### Problem details
Repeat the listing word for word. No pictures belong in the copy.

### Data entries
○ ○ ○ ○ ○ ○ ○

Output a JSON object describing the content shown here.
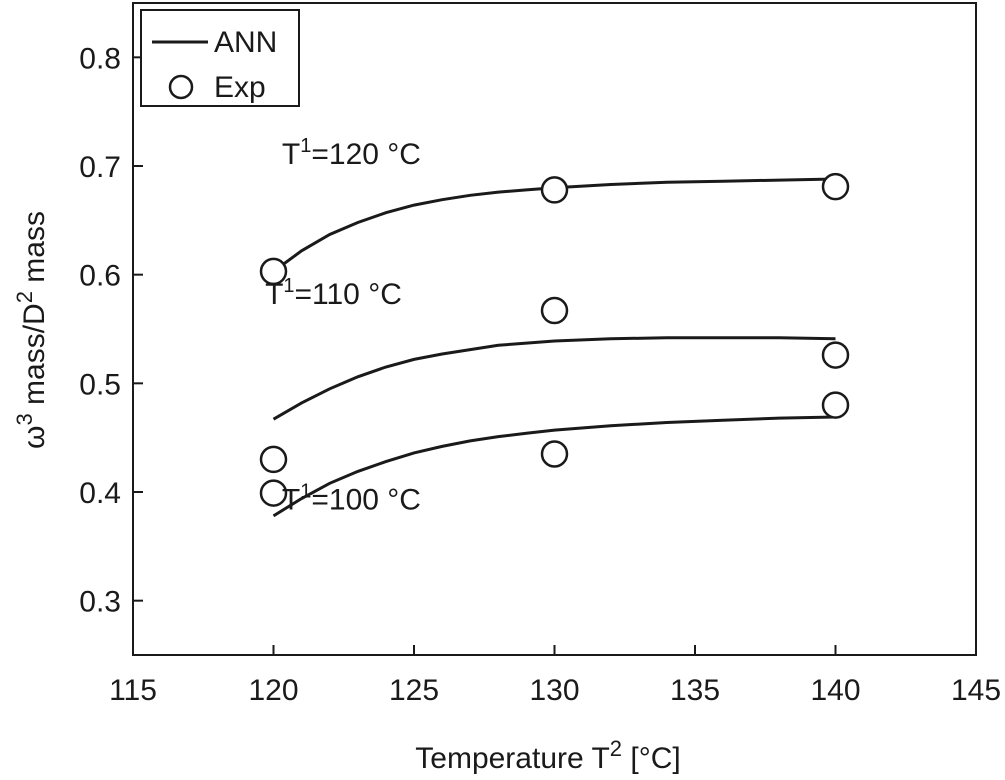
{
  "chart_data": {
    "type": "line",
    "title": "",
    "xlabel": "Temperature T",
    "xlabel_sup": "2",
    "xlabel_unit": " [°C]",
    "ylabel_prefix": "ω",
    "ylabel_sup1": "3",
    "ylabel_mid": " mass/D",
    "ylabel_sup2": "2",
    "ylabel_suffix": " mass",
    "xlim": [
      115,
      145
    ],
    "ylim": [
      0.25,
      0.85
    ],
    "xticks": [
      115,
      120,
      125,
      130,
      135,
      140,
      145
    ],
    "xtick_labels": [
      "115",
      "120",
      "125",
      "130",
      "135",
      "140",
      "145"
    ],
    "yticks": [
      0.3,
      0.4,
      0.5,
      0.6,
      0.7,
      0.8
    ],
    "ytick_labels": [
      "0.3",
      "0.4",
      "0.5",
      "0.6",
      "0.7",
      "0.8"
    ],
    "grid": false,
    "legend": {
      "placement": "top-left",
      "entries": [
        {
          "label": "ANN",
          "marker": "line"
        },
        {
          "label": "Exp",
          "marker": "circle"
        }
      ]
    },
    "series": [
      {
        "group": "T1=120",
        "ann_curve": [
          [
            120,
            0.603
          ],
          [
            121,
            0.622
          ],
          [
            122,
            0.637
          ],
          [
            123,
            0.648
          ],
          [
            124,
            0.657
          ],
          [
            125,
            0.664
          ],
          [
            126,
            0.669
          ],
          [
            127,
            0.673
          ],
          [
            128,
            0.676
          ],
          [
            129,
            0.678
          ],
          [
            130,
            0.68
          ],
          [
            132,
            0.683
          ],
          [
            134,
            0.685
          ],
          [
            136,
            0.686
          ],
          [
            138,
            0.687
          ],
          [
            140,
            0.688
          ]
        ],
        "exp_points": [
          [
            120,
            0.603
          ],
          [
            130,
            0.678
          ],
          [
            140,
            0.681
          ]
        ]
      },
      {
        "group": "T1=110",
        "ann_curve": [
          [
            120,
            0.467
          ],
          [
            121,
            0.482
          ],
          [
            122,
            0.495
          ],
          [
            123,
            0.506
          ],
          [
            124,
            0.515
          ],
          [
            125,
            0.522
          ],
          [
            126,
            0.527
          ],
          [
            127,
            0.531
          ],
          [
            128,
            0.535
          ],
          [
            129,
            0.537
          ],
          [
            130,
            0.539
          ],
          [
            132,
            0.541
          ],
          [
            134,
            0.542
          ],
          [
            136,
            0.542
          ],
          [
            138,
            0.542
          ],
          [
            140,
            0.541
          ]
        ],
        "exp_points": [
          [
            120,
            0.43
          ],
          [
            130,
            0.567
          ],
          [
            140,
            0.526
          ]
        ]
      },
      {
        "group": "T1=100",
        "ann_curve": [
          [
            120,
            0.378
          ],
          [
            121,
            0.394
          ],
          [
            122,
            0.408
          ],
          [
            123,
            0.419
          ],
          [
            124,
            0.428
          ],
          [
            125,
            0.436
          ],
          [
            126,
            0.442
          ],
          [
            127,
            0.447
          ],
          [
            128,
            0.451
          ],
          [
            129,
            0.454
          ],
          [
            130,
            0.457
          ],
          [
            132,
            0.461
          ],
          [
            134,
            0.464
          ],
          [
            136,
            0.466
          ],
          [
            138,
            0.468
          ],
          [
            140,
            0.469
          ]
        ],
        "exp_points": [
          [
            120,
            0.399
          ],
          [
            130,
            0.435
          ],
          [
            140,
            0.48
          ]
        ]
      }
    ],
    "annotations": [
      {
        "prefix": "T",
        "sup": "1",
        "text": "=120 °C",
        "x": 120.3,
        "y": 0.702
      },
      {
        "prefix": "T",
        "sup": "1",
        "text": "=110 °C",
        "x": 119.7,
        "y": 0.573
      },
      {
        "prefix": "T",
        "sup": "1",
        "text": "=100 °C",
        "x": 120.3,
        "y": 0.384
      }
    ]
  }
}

○ ○ ○ ○ ○ ○ ○

### Solution
Output a JSON object describing the content shown here.
{
  "chart_data": {
    "type": "line",
    "title": "",
    "xlabel": "Temperature T",
    "xlabel_sup": "2",
    "xlabel_unit": " [°C]",
    "ylabel_prefix": "ω",
    "ylabel_sup1": "3",
    "ylabel_mid": " mass/D",
    "ylabel_sup2": "2",
    "ylabel_suffix": " mass",
    "xlim": [
      115,
      145
    ],
    "ylim": [
      0.25,
      0.85
    ],
    "xticks": [
      115,
      120,
      125,
      130,
      135,
      140,
      145
    ],
    "xtick_labels": [
      "115",
      "120",
      "125",
      "130",
      "135",
      "140",
      "145"
    ],
    "yticks": [
      0.3,
      0.4,
      0.5,
      0.6,
      0.7,
      0.8
    ],
    "ytick_labels": [
      "0.3",
      "0.4",
      "0.5",
      "0.6",
      "0.7",
      "0.8"
    ],
    "grid": false,
    "legend": {
      "placement": "top-left",
      "entries": [
        {
          "label": "ANN",
          "marker": "line"
        },
        {
          "label": "Exp",
          "marker": "circle"
        }
      ]
    },
    "series": [
      {
        "group": "T1=120",
        "ann_curve": [
          [
            120,
            0.603
          ],
          [
            121,
            0.622
          ],
          [
            122,
            0.637
          ],
          [
            123,
            0.648
          ],
          [
            124,
            0.657
          ],
          [
            125,
            0.664
          ],
          [
            126,
            0.669
          ],
          [
            127,
            0.673
          ],
          [
            128,
            0.676
          ],
          [
            129,
            0.678
          ],
          [
            130,
            0.68
          ],
          [
            132,
            0.683
          ],
          [
            134,
            0.685
          ],
          [
            136,
            0.686
          ],
          [
            138,
            0.687
          ],
          [
            140,
            0.688
          ]
        ],
        "exp_points": [
          [
            120,
            0.603
          ],
          [
            130,
            0.678
          ],
          [
            140,
            0.681
          ]
        ]
      },
      {
        "group": "T1=110",
        "ann_curve": [
          [
            120,
            0.467
          ],
          [
            121,
            0.482
          ],
          [
            122,
            0.495
          ],
          [
            123,
            0.506
          ],
          [
            124,
            0.515
          ],
          [
            125,
            0.522
          ],
          [
            126,
            0.527
          ],
          [
            127,
            0.531
          ],
          [
            128,
            0.535
          ],
          [
            129,
            0.537
          ],
          [
            130,
            0.539
          ],
          [
            132,
            0.541
          ],
          [
            134,
            0.542
          ],
          [
            136,
            0.542
          ],
          [
            138,
            0.542
          ],
          [
            140,
            0.541
          ]
        ],
        "exp_points": [
          [
            120,
            0.43
          ],
          [
            130,
            0.567
          ],
          [
            140,
            0.526
          ]
        ]
      },
      {
        "group": "T1=100",
        "ann_curve": [
          [
            120,
            0.378
          ],
          [
            121,
            0.394
          ],
          [
            122,
            0.408
          ],
          [
            123,
            0.419
          ],
          [
            124,
            0.428
          ],
          [
            125,
            0.436
          ],
          [
            126,
            0.442
          ],
          [
            127,
            0.447
          ],
          [
            128,
            0.451
          ],
          [
            129,
            0.454
          ],
          [
            130,
            0.457
          ],
          [
            132,
            0.461
          ],
          [
            134,
            0.464
          ],
          [
            136,
            0.466
          ],
          [
            138,
            0.468
          ],
          [
            140,
            0.469
          ]
        ],
        "exp_points": [
          [
            120,
            0.399
          ],
          [
            130,
            0.435
          ],
          [
            140,
            0.48
          ]
        ]
      }
    ],
    "annotations": [
      {
        "prefix": "T",
        "sup": "1",
        "text": "=120 °C",
        "x": 120.3,
        "y": 0.702
      },
      {
        "prefix": "T",
        "sup": "1",
        "text": "=110 °C",
        "x": 119.7,
        "y": 0.573
      },
      {
        "prefix": "T",
        "sup": "1",
        "text": "=100 °C",
        "x": 120.3,
        "y": 0.384
      }
    ]
  }
}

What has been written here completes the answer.